(Structured figure records)

[start]

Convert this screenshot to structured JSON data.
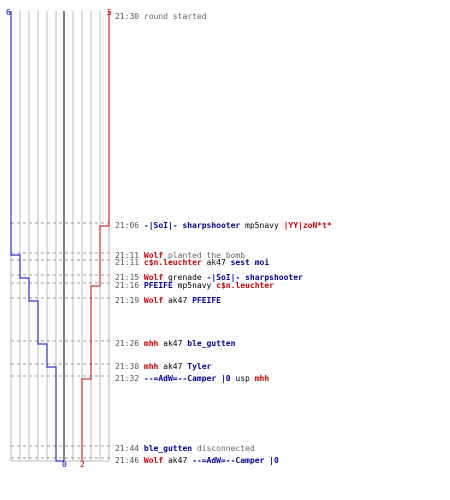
{
  "colors": {
    "team_blue": "#0000cc",
    "team_red": "#cc0000",
    "grid": "#bbbbbb",
    "axis": "#555555"
  },
  "scores": {
    "blue_final": "6",
    "red_final": "5",
    "blue_start": "0",
    "red_start": "2"
  },
  "events": [
    {
      "time": "21:30",
      "parts": [
        {
          "text": "round started",
          "style": "sys"
        }
      ]
    },
    {
      "time": "21:06",
      "parts": [
        {
          "text": "-|SoI|- sharpshooter",
          "style": "blue"
        },
        {
          "text": " mp5navy ",
          "style": "act"
        },
        {
          "text": "|YY|zoN*t*",
          "style": "red"
        }
      ]
    },
    {
      "time": "21:11",
      "parts": [
        {
          "text": "Wolf",
          "style": "red"
        },
        {
          "text": " planted the bomb",
          "style": "sys"
        }
      ]
    },
    {
      "time": "21:11",
      "parts": [
        {
          "text": "c$n.leuchter",
          "style": "red"
        },
        {
          "text": " ak47 ",
          "style": "act"
        },
        {
          "text": "sest moi",
          "style": "blue"
        }
      ]
    },
    {
      "time": "21:15",
      "parts": [
        {
          "text": "Wolf",
          "style": "red"
        },
        {
          "text": " grenade ",
          "style": "act"
        },
        {
          "text": "-|SoI|- sharpshooter",
          "style": "blue"
        }
      ]
    },
    {
      "time": "21:16",
      "parts": [
        {
          "text": "PFEIFE",
          "style": "blue"
        },
        {
          "text": " mp5navy ",
          "style": "act"
        },
        {
          "text": "c$n.leuchter",
          "style": "red"
        }
      ]
    },
    {
      "time": "21:19",
      "parts": [
        {
          "text": "Wolf",
          "style": "red"
        },
        {
          "text": " ak47 ",
          "style": "act"
        },
        {
          "text": "PFEIFE",
          "style": "blue"
        }
      ]
    },
    {
      "time": "21:26",
      "parts": [
        {
          "text": "mhh",
          "style": "red"
        },
        {
          "text": " ak47 ",
          "style": "act"
        },
        {
          "text": "ble_gutten",
          "style": "blue"
        }
      ]
    },
    {
      "time": "21:30",
      "parts": [
        {
          "text": "mhh",
          "style": "red"
        },
        {
          "text": " ak47 ",
          "style": "act"
        },
        {
          "text": "Tyler",
          "style": "blue"
        }
      ]
    },
    {
      "time": "21:32",
      "parts": [
        {
          "text": "--=AdW=--Camper |0",
          "style": "blue"
        },
        {
          "text": " usp ",
          "style": "act"
        },
        {
          "text": "mhh",
          "style": "red"
        }
      ]
    },
    {
      "time": "21:44",
      "parts": [
        {
          "text": "ble_gutten",
          "style": "blue"
        },
        {
          "text": " disconnected",
          "style": "sys"
        }
      ]
    },
    {
      "time": "21:46",
      "parts": [
        {
          "text": "Wolf",
          "style": "red"
        },
        {
          "text": " ak47 ",
          "style": "act"
        },
        {
          "text": "--=AdW=--Camper |0",
          "style": "blue"
        }
      ]
    }
  ]
}
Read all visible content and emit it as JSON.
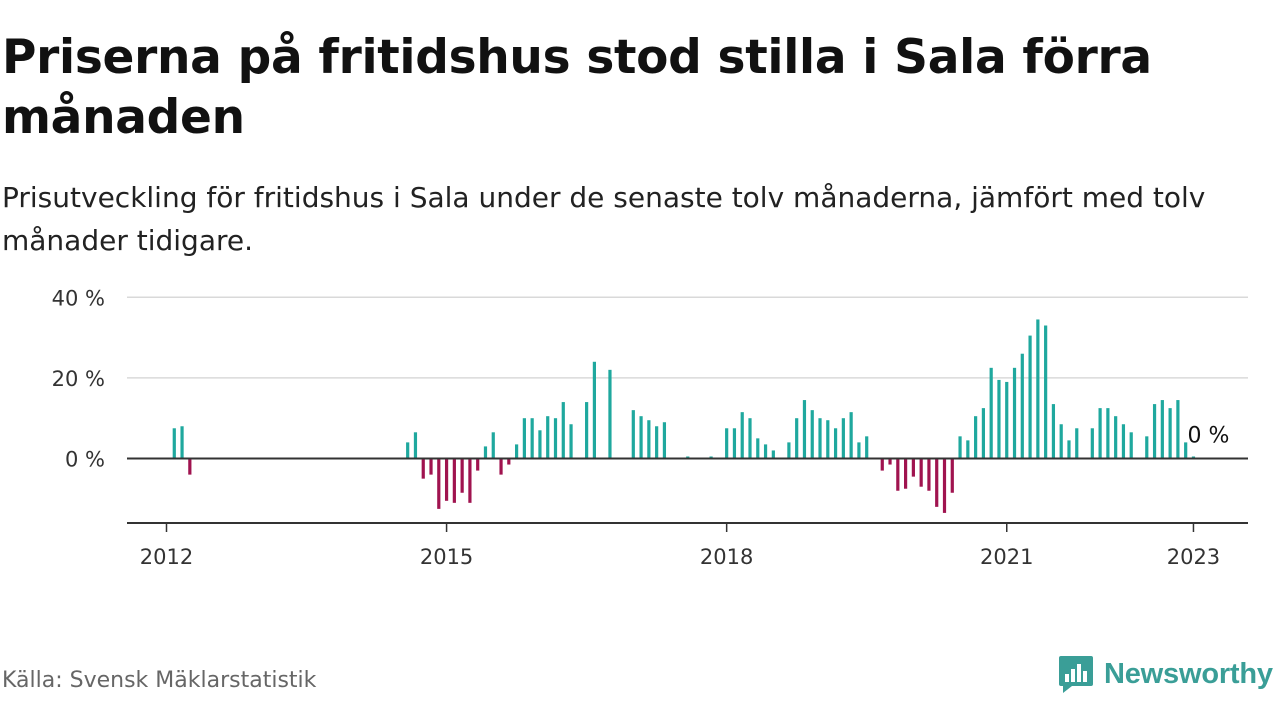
{
  "title": "Priserna på fritidshus stod stilla i Sala förra månaden",
  "subtitle": "Prisutveckling för fritidshus i Sala under de senaste tolv månaderna, jämfört med tolv månader tidigare.",
  "source": "Källa: Svensk Mäklarstatistik",
  "brand": "Newsworthy",
  "colors": {
    "positive": "#1fa89e",
    "negative": "#a0134f",
    "grid": "#d9d9d9",
    "axis": "#333333",
    "brand": "#3a9e97"
  },
  "chart_data": {
    "type": "bar",
    "unit": "%",
    "ylim": [
      -16,
      40
    ],
    "yticks": [
      0,
      20,
      40
    ],
    "ytick_labels": [
      "0 %",
      "20 %",
      "40 %"
    ],
    "xlim": [
      "2011-10",
      "2023-06"
    ],
    "xticks": [
      "2012-01",
      "2015-01",
      "2018-01",
      "2021-01",
      "2023-01"
    ],
    "xtick_labels": [
      "2012",
      "2015",
      "2018",
      "2021",
      "2023"
    ],
    "grid": true,
    "end_label": "0 %",
    "series": [
      {
        "values": [
          {
            "x": "2012-02",
            "y": 7.5
          },
          {
            "x": "2012-03",
            "y": 8
          },
          {
            "x": "2012-04",
            "y": -4
          },
          {
            "x": "2014-08",
            "y": 4
          },
          {
            "x": "2014-09",
            "y": 6.5
          },
          {
            "x": "2014-10",
            "y": -5
          },
          {
            "x": "2014-11",
            "y": -4
          },
          {
            "x": "2014-12",
            "y": -12.5
          },
          {
            "x": "2015-01",
            "y": -10.5
          },
          {
            "x": "2015-02",
            "y": -11
          },
          {
            "x": "2015-03",
            "y": -8.5
          },
          {
            "x": "2015-04",
            "y": -11
          },
          {
            "x": "2015-05",
            "y": -3
          },
          {
            "x": "2015-06",
            "y": 3
          },
          {
            "x": "2015-07",
            "y": 6.5
          },
          {
            "x": "2015-08",
            "y": -4
          },
          {
            "x": "2015-09",
            "y": -1.5
          },
          {
            "x": "2015-10",
            "y": 3.5
          },
          {
            "x": "2015-11",
            "y": 10
          },
          {
            "x": "2015-12",
            "y": 10
          },
          {
            "x": "2016-01",
            "y": 7
          },
          {
            "x": "2016-02",
            "y": 10.5
          },
          {
            "x": "2016-03",
            "y": 10
          },
          {
            "x": "2016-04",
            "y": 14
          },
          {
            "x": "2016-05",
            "y": 8.5
          },
          {
            "x": "2016-07",
            "y": 14
          },
          {
            "x": "2016-08",
            "y": 24
          },
          {
            "x": "2016-10",
            "y": 22
          },
          {
            "x": "2017-01",
            "y": 12
          },
          {
            "x": "2017-02",
            "y": 10.5
          },
          {
            "x": "2017-03",
            "y": 9.5
          },
          {
            "x": "2017-04",
            "y": 8
          },
          {
            "x": "2017-05",
            "y": 9
          },
          {
            "x": "2017-08",
            "y": 0.5
          },
          {
            "x": "2017-11",
            "y": 0.5
          },
          {
            "x": "2018-01",
            "y": 7.5
          },
          {
            "x": "2018-02",
            "y": 7.5
          },
          {
            "x": "2018-03",
            "y": 11.5
          },
          {
            "x": "2018-04",
            "y": 10
          },
          {
            "x": "2018-05",
            "y": 5
          },
          {
            "x": "2018-06",
            "y": 3.5
          },
          {
            "x": "2018-07",
            "y": 2
          },
          {
            "x": "2018-09",
            "y": 4
          },
          {
            "x": "2018-10",
            "y": 10
          },
          {
            "x": "2018-11",
            "y": 14.5
          },
          {
            "x": "2018-12",
            "y": 12
          },
          {
            "x": "2019-01",
            "y": 10
          },
          {
            "x": "2019-02",
            "y": 9.5
          },
          {
            "x": "2019-03",
            "y": 7.5
          },
          {
            "x": "2019-04",
            "y": 10
          },
          {
            "x": "2019-05",
            "y": 11.5
          },
          {
            "x": "2019-06",
            "y": 4
          },
          {
            "x": "2019-07",
            "y": 5.5
          },
          {
            "x": "2019-09",
            "y": -3
          },
          {
            "x": "2019-10",
            "y": -1.5
          },
          {
            "x": "2019-11",
            "y": -8
          },
          {
            "x": "2019-12",
            "y": -7.5
          },
          {
            "x": "2020-01",
            "y": -4.5
          },
          {
            "x": "2020-02",
            "y": -7
          },
          {
            "x": "2020-03",
            "y": -8
          },
          {
            "x": "2020-04",
            "y": -12
          },
          {
            "x": "2020-05",
            "y": -13.5
          },
          {
            "x": "2020-06",
            "y": -8.5
          },
          {
            "x": "2020-07",
            "y": 5.5
          },
          {
            "x": "2020-08",
            "y": 4.5
          },
          {
            "x": "2020-09",
            "y": 10.5
          },
          {
            "x": "2020-10",
            "y": 12.5
          },
          {
            "x": "2020-11",
            "y": 22.5
          },
          {
            "x": "2020-12",
            "y": 19.5
          },
          {
            "x": "2021-01",
            "y": 19
          },
          {
            "x": "2021-02",
            "y": 22.5
          },
          {
            "x": "2021-03",
            "y": 26
          },
          {
            "x": "2021-04",
            "y": 30.5
          },
          {
            "x": "2021-05",
            "y": 34.5
          },
          {
            "x": "2021-06",
            "y": 33
          },
          {
            "x": "2021-07",
            "y": 13.5
          },
          {
            "x": "2021-08",
            "y": 8.5
          },
          {
            "x": "2021-09",
            "y": 4.5
          },
          {
            "x": "2021-10",
            "y": 7.5
          },
          {
            "x": "2021-12",
            "y": 7.5
          },
          {
            "x": "2022-01",
            "y": 12.5
          },
          {
            "x": "2022-02",
            "y": 12.5
          },
          {
            "x": "2022-03",
            "y": 10.5
          },
          {
            "x": "2022-04",
            "y": 8.5
          },
          {
            "x": "2022-05",
            "y": 6.5
          },
          {
            "x": "2022-07",
            "y": 5.5
          },
          {
            "x": "2022-08",
            "y": 13.5
          },
          {
            "x": "2022-09",
            "y": 14.5
          },
          {
            "x": "2022-10",
            "y": 12.5
          },
          {
            "x": "2022-11",
            "y": 14.5
          },
          {
            "x": "2022-12",
            "y": 4
          },
          {
            "x": "2023-01",
            "y": 0.5
          }
        ]
      }
    ]
  }
}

[end]

■ WHAT THIS TASK INVOLVES ■
Each line that contains the word "Sala" counts toward the total; give only that total.

■ WRITTEN RESPONSE ■
2